_What you have to do_. Write out the records that appear below, verbatim and complete, but without pictures.

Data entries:
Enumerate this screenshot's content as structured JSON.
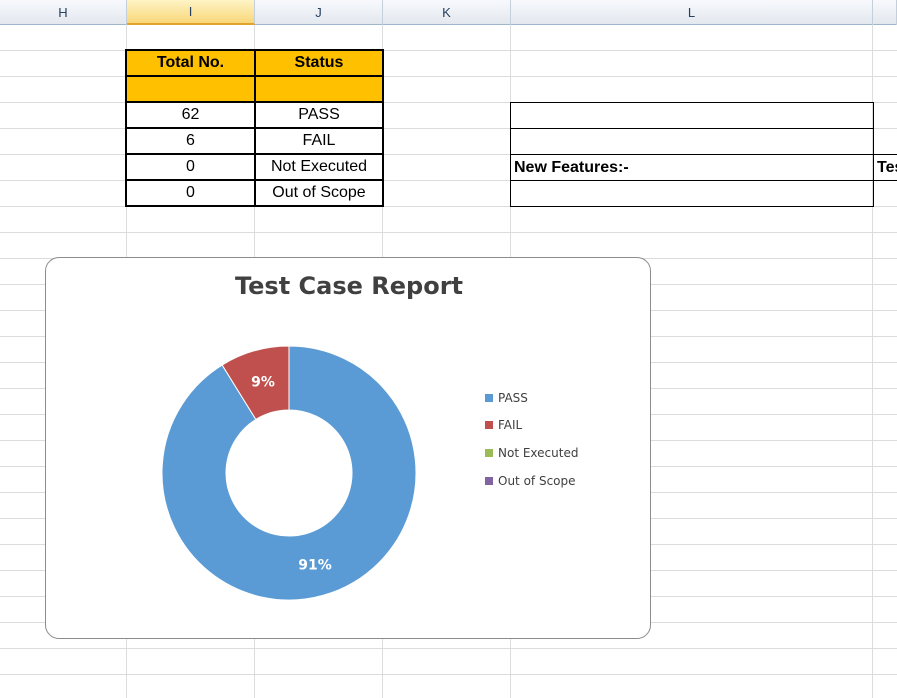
{
  "columns": {
    "h": "H",
    "i": "I",
    "j": "J",
    "k": "K",
    "l": "L"
  },
  "table": {
    "header_total": "Total No.",
    "header_status": "Status",
    "rows": [
      {
        "total": "62",
        "status": "PASS"
      },
      {
        "total": "6",
        "status": "FAIL"
      },
      {
        "total": "0",
        "status": "Not Executed"
      },
      {
        "total": "0",
        "status": "Out of Scope"
      }
    ]
  },
  "side": {
    "new_features": "New Features:-",
    "clipped_text": "Tes"
  },
  "chart_data": {
    "type": "pie",
    "title": "Test Case Report",
    "categories": [
      "PASS",
      "FAIL",
      "Not Executed",
      "Out of Scope"
    ],
    "values": [
      62,
      6,
      0,
      0
    ],
    "colors": [
      "#5b9bd5",
      "#c0504d",
      "#9bbb59",
      "#8064a2"
    ],
    "data_labels": [
      "91%",
      "9%",
      "",
      ""
    ],
    "donut": true,
    "legend": "right"
  }
}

_Solution for this task_.
Enumerate this screenshot's content as structured JSON.
{
  "columns": {
    "h": "H",
    "i": "I",
    "j": "J",
    "k": "K",
    "l": "L"
  },
  "table": {
    "header_total": "Total No.",
    "header_status": "Status",
    "rows": [
      {
        "total": "62",
        "status": "PASS"
      },
      {
        "total": "6",
        "status": "FAIL"
      },
      {
        "total": "0",
        "status": "Not Executed"
      },
      {
        "total": "0",
        "status": "Out of Scope"
      }
    ]
  },
  "side": {
    "new_features": "New Features:-",
    "clipped_text": "Tes"
  },
  "chart_data": {
    "type": "pie",
    "title": "Test Case Report",
    "categories": [
      "PASS",
      "FAIL",
      "Not Executed",
      "Out of Scope"
    ],
    "values": [
      62,
      6,
      0,
      0
    ],
    "colors": [
      "#5b9bd5",
      "#c0504d",
      "#9bbb59",
      "#8064a2"
    ],
    "data_labels": [
      "91%",
      "9%",
      "",
      ""
    ],
    "donut": true,
    "legend": "right"
  }
}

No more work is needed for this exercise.